**Aim:** Please extract every line below verbatim, leaving out the pictures.

-- begin Provided data --

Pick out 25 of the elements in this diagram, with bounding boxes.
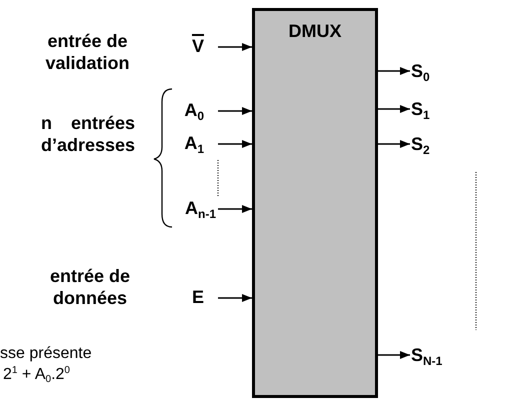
signal-arrow (218, 43, 252, 51)
demultiplexer-block (252, 8, 378, 398)
signal-arrow (218, 140, 252, 148)
signal-arrow (378, 105, 410, 113)
signal-name: A$_{n-1}$ (158, 198, 216, 224)
signal-arrow (218, 205, 252, 213)
signal-name: E (180, 287, 204, 307)
input-description: n entrées d’adresses (40, 112, 136, 156)
signal-name: A$_{0}$ (170, 100, 204, 126)
signal-name: V (180, 36, 204, 56)
block-title: DMUX (288, 21, 342, 42)
note-text: 2$^{1}$ + A$_{0}$.2$^{0}$ (3, 364, 70, 387)
signal-name: S$_{2}$ (411, 134, 441, 160)
signal-arrow (378, 140, 410, 148)
signal-name: S$_{N-1}$ (411, 345, 461, 371)
note-text: sse présente (0, 345, 92, 363)
signal-arrow (378, 351, 410, 359)
signal-arrow (378, 67, 410, 75)
signal-name: S$_{0}$ (411, 61, 441, 87)
input-description: entrée de validation (44, 30, 130, 74)
signal-arrow (218, 107, 252, 115)
signal-name: S$_{1}$ (411, 99, 441, 125)
input-description: entrée de données (48, 265, 132, 309)
signal-arrow (218, 294, 252, 302)
signal-name: A$_{1}$ (170, 133, 204, 159)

-- end Provided data --

**Full solution:**
Pick out 25 of the elements in this diagram, with bounding boxes.
signal-arrow (218, 43, 252, 51)
demultiplexer-block (252, 8, 378, 398)
signal-arrow (218, 140, 252, 148)
signal-arrow (378, 105, 410, 113)
signal-name: A$_{n-1}$ (158, 198, 216, 224)
signal-arrow (218, 205, 252, 213)
signal-name: E (180, 287, 204, 307)
input-description: n entrées d’adresses (40, 112, 136, 156)
signal-name: A$_{0}$ (170, 100, 204, 126)
signal-name: V (180, 36, 204, 56)
block-title: DMUX (288, 21, 342, 42)
note-text: 2$^{1}$ + A$_{0}$.2$^{0}$ (3, 364, 70, 387)
signal-name: S$_{2}$ (411, 134, 441, 160)
signal-arrow (378, 140, 410, 148)
signal-name: S$_{N-1}$ (411, 345, 461, 371)
note-text: sse présente (0, 345, 92, 363)
signal-arrow (378, 351, 410, 359)
signal-arrow (378, 67, 410, 75)
signal-name: S$_{0}$ (411, 61, 441, 87)
input-description: entrée de validation (44, 30, 130, 74)
signal-arrow (218, 107, 252, 115)
signal-name: S$_{1}$ (411, 99, 441, 125)
input-description: entrée de données (48, 265, 132, 309)
signal-arrow (218, 294, 252, 302)
signal-name: A$_{1}$ (170, 133, 204, 159)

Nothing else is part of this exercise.